─── MATERIAL SHOWN ───
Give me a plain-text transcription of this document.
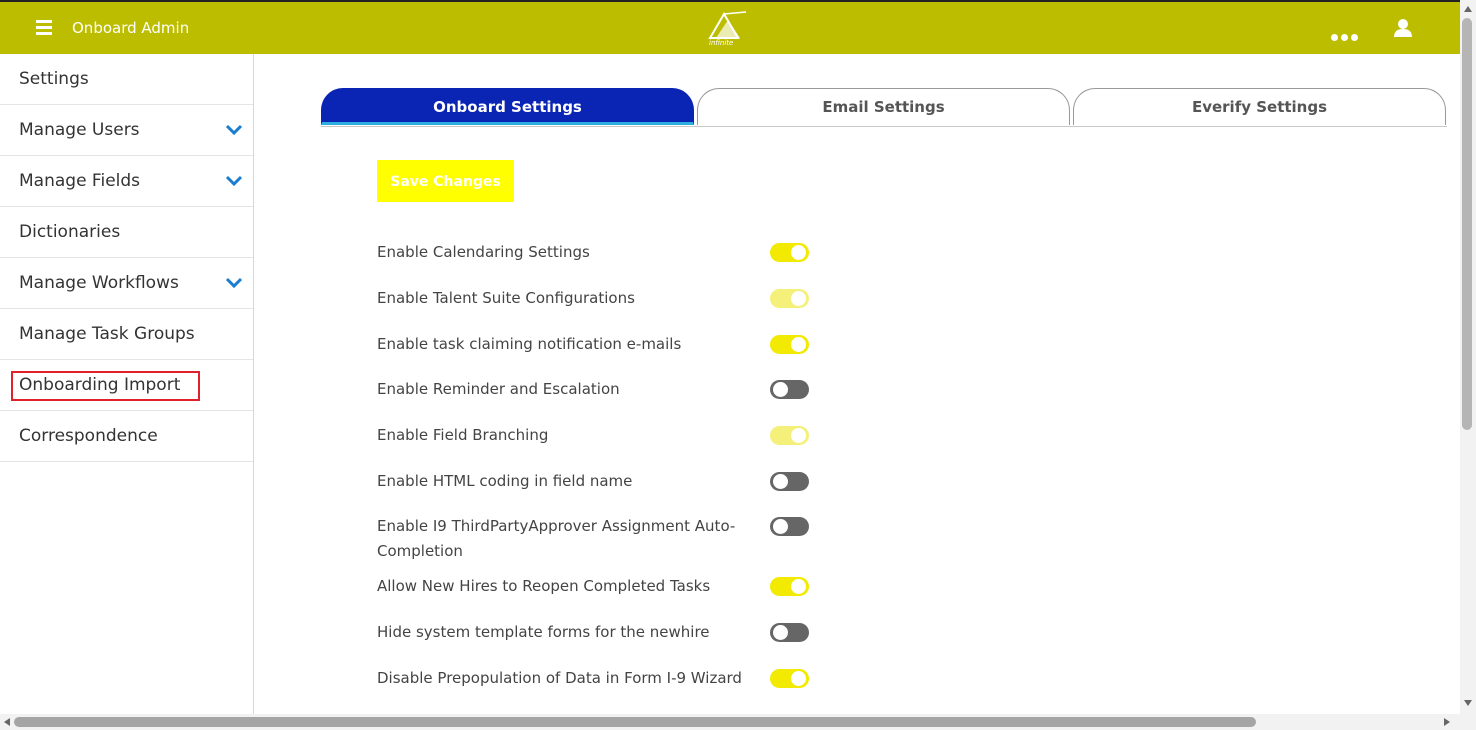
Onboard Admin
infinite
Settings
Manage Users
Manage Fields
Dictionaries
Manage Workflows
Manage Task Groups
Onboarding Import
Correspondence
Onboard Settings	Email Settings	Everify Settings
Save Changes
Enable Calendaring Settings
Enable Talent Suite Configurations
Enable task claiming notification e-mails
Enable Reminder and Escalation
Enable Field Branching
Enable HTML coding in field name
Enable I9 ThirdPartyApprover Assignment Auto-Completion
Allow New Hires to Reopen Completed Tasks
Hide system template forms for the newhire
Disable Prepopulation of Data in Form I-9 Wizard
───
Reproduce the whole listing exactly, but not the images in it.

> [THE ANSWER]:
Give me a plain-text transcription of this document.
Onboard Admin
infinite
Settings
Manage Users
Manage Fields
Dictionaries
Manage Workflows
Manage Task Groups
Onboarding Import
Correspondence
Onboard Settings	Email Settings	Everify Settings
Save Changes
Enable Calendaring Settings
Enable Talent Suite Configurations
Enable task claiming notification e-mails
Enable Reminder and Escalation
Enable Field Branching
Enable HTML coding in field name
Enable I9 ThirdPartyApprover Assignment Auto-Completion
Allow New Hires to Reopen Completed Tasks
Hide system template forms for the newhire
Disable Prepopulation of Data in Form I-9 Wizard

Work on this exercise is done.